Can you copy every item below line for line, leaving out the pictures?

Supplied material →
begin
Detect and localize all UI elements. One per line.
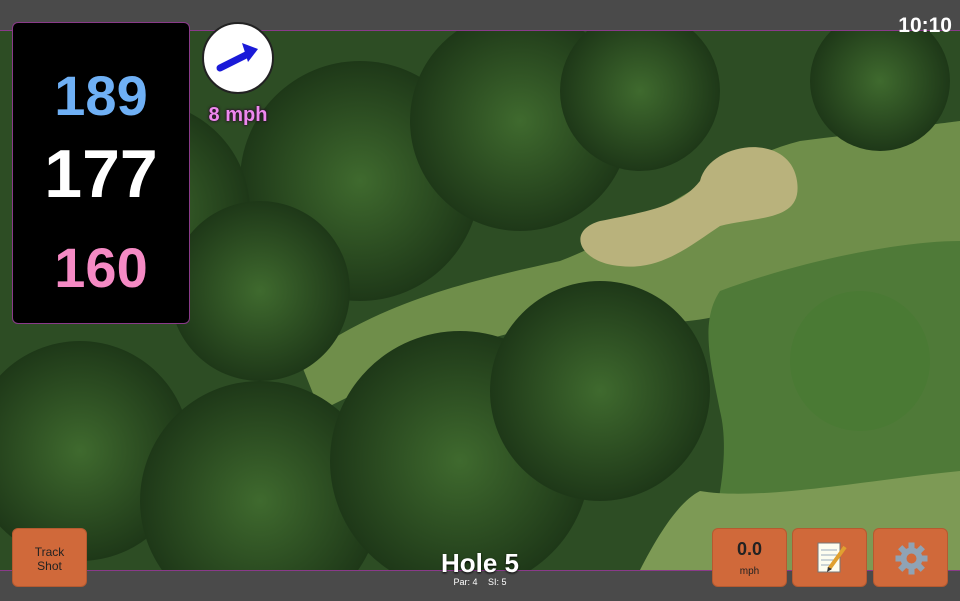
distance-panel: 189 177 160: [12, 22, 190, 324]
wind-arrow-icon: [216, 43, 258, 72]
middle-distance: 177: [44, 136, 158, 212]
track-shot-button[interactable]: Track Shot: [12, 528, 87, 587]
speed-button[interactable]: 0.0 mph: [712, 528, 787, 587]
track-shot-label-line1: Track: [34, 545, 65, 559]
gear-icon: [895, 542, 928, 575]
hole-par: Par: 4: [453, 577, 478, 587]
track-shot-label-line2: Shot: [37, 559, 62, 573]
notepad-icon: [817, 542, 847, 573]
settings-button[interactable]: [873, 528, 948, 587]
notes-button[interactable]: [792, 528, 867, 587]
back-distance: 189: [54, 64, 148, 127]
clock: 10:10: [898, 14, 952, 37]
front-distance: 160: [54, 236, 148, 299]
speed-unit: mph: [739, 566, 760, 577]
speed-value: 0.0: [736, 539, 763, 559]
wind-indicator: [202, 22, 274, 94]
hole-si: SI: 5: [488, 577, 507, 587]
hole-title: Hole 5: [440, 548, 520, 578]
wind-speed: 8 mph: [208, 104, 268, 126]
hole-info: Par: 4 SI: 5: [380, 577, 580, 587]
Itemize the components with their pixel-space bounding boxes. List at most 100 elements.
end
Complete response →
Detect and localize all UI elements. One per line.
distance-panel: 189 177 160: [12, 22, 190, 324]
wind-arrow-icon: [216, 43, 258, 72]
middle-distance: 177: [44, 136, 158, 212]
track-shot-button[interactable]: Track Shot: [12, 528, 87, 587]
speed-button[interactable]: 0.0 mph: [712, 528, 787, 587]
track-shot-label-line1: Track: [34, 545, 65, 559]
gear-icon: [895, 542, 928, 575]
hole-par: Par: 4: [453, 577, 478, 587]
track-shot-label-line2: Shot: [37, 559, 62, 573]
notepad-icon: [817, 542, 847, 573]
settings-button[interactable]: [873, 528, 948, 587]
notes-button[interactable]: [792, 528, 867, 587]
back-distance: 189: [54, 64, 148, 127]
clock: 10:10: [898, 14, 952, 37]
front-distance: 160: [54, 236, 148, 299]
speed-unit: mph: [739, 566, 760, 577]
speed-value: 0.0: [736, 539, 763, 559]
wind-indicator: [202, 22, 274, 94]
hole-si: SI: 5: [488, 577, 507, 587]
hole-title: Hole 5: [440, 548, 520, 578]
wind-speed: 8 mph: [208, 104, 268, 126]
hole-info: Par: 4 SI: 5: [380, 577, 580, 587]
Itemize the components with their pixel-space bounding boxes. List at most 100 elements.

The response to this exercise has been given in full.